** Begin **

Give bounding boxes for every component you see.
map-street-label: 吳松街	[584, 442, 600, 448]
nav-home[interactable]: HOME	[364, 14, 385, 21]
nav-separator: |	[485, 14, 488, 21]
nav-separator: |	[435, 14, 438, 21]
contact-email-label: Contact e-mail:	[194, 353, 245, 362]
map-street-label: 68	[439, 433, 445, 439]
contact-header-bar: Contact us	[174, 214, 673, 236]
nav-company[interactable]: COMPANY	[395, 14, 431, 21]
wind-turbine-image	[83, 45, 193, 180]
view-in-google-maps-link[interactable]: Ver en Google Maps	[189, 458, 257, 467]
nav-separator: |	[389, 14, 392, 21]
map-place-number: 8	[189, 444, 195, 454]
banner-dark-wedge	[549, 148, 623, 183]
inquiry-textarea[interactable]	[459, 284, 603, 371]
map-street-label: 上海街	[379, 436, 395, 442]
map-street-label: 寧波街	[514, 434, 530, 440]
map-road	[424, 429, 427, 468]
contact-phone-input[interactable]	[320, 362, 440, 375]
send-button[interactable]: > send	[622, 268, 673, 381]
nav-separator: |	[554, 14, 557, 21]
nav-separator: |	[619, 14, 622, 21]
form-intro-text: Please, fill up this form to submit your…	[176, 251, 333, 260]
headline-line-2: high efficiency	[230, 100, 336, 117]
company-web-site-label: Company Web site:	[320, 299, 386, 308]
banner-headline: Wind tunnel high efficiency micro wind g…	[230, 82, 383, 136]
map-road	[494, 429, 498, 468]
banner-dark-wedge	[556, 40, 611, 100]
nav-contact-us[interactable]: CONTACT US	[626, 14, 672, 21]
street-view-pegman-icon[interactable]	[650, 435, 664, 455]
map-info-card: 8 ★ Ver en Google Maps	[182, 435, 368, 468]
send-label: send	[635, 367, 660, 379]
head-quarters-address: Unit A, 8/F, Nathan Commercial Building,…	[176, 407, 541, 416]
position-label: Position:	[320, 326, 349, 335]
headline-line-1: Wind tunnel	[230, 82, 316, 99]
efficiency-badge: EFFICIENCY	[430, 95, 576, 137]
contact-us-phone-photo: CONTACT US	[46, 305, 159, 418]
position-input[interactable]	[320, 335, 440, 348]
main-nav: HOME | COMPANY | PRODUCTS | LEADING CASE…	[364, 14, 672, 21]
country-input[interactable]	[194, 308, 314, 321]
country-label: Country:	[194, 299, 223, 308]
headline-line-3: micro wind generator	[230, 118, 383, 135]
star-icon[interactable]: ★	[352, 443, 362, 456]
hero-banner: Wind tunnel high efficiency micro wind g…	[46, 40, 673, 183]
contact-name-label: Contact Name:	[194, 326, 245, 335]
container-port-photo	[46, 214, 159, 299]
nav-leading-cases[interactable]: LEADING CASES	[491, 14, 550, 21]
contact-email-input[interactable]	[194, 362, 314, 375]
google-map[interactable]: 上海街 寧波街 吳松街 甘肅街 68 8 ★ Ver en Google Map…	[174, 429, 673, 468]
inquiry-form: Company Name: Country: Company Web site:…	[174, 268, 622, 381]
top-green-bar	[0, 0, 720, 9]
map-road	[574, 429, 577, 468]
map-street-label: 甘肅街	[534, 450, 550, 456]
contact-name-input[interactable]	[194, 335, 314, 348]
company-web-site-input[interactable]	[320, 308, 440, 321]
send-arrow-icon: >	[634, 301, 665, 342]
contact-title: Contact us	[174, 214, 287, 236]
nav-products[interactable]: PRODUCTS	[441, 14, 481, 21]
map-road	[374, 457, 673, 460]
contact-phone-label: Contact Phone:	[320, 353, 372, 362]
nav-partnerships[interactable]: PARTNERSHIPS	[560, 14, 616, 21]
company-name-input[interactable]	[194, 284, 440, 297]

** End **

> [Task prompt]:
Please express the stretch of the data from its first line through the line containing "view-in-google-maps-link[interactable]: Ver en" as a JSON list of strings, one string per line, with blank lines left out.

> [Task output]:
[
  "Give bounding boxes for every component you see.",
  "map-street-label: 吳松街\t[584, 442, 600, 448]",
  "nav-home[interactable]: HOME\t[364, 14, 385, 21]",
  "nav-separator: |\t[485, 14, 488, 21]",
  "nav-separator: |\t[435, 14, 438, 21]",
  "contact-email-label: Contact e-mail:\t[194, 353, 245, 362]",
  "map-street-label: 68\t[439, 433, 445, 439]",
  "contact-header-bar: Contact us\t[174, 214, 673, 236]",
  "nav-company[interactable]: COMPANY\t[395, 14, 431, 21]",
  "wind-turbine-image\t[83, 45, 193, 180]",
  "view-in-google-maps-link[interactable]: Ver en Google Maps\t[189, 458, 257, 467]"
]